━━━━━ Information provided

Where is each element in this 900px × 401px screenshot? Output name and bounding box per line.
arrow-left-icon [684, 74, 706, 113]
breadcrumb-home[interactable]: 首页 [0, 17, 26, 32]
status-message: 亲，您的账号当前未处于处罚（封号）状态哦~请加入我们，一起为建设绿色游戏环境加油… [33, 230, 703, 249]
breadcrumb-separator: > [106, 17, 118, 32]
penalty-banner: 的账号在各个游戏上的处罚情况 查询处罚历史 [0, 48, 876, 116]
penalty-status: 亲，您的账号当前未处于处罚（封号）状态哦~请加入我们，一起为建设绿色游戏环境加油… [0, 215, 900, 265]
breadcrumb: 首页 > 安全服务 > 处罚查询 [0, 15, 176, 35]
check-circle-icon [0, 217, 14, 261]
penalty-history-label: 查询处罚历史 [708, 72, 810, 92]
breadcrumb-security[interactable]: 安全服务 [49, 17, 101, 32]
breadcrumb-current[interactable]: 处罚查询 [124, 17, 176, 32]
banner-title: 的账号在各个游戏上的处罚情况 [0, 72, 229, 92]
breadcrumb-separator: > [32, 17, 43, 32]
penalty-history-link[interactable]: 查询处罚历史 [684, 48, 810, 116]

━━━━━━━━━━

### Problem statement
Rewrite all of the items above, substituting "crumb-divider" for every occurrence of "breadcrumb-separator" and leaving everything else unchanged.

### Answer to the problem
Where is each element in this 900px × 401px screenshot? Output name and bounding box per line.
arrow-left-icon [684, 74, 706, 113]
breadcrumb-home[interactable]: 首页 [0, 17, 26, 32]
status-message: 亲，您的账号当前未处于处罚（封号）状态哦~请加入我们，一起为建设绿色游戏环境加油… [33, 230, 703, 249]
crumb-divider: > [106, 17, 118, 32]
penalty-banner: 的账号在各个游戏上的处罚情况 查询处罚历史 [0, 48, 876, 116]
penalty-status: 亲，您的账号当前未处于处罚（封号）状态哦~请加入我们，一起为建设绿色游戏环境加油… [0, 215, 900, 265]
breadcrumb: 首页 > 安全服务 > 处罚查询 [0, 15, 176, 35]
check-circle-icon [0, 217, 14, 261]
penalty-history-label: 查询处罚历史 [708, 72, 810, 92]
breadcrumb-security[interactable]: 安全服务 [49, 17, 101, 32]
breadcrumb-current[interactable]: 处罚查询 [124, 17, 176, 32]
banner-title: 的账号在各个游戏上的处罚情况 [0, 72, 229, 92]
crumb-divider: > [32, 17, 43, 32]
penalty-history-link[interactable]: 查询处罚历史 [684, 48, 810, 116]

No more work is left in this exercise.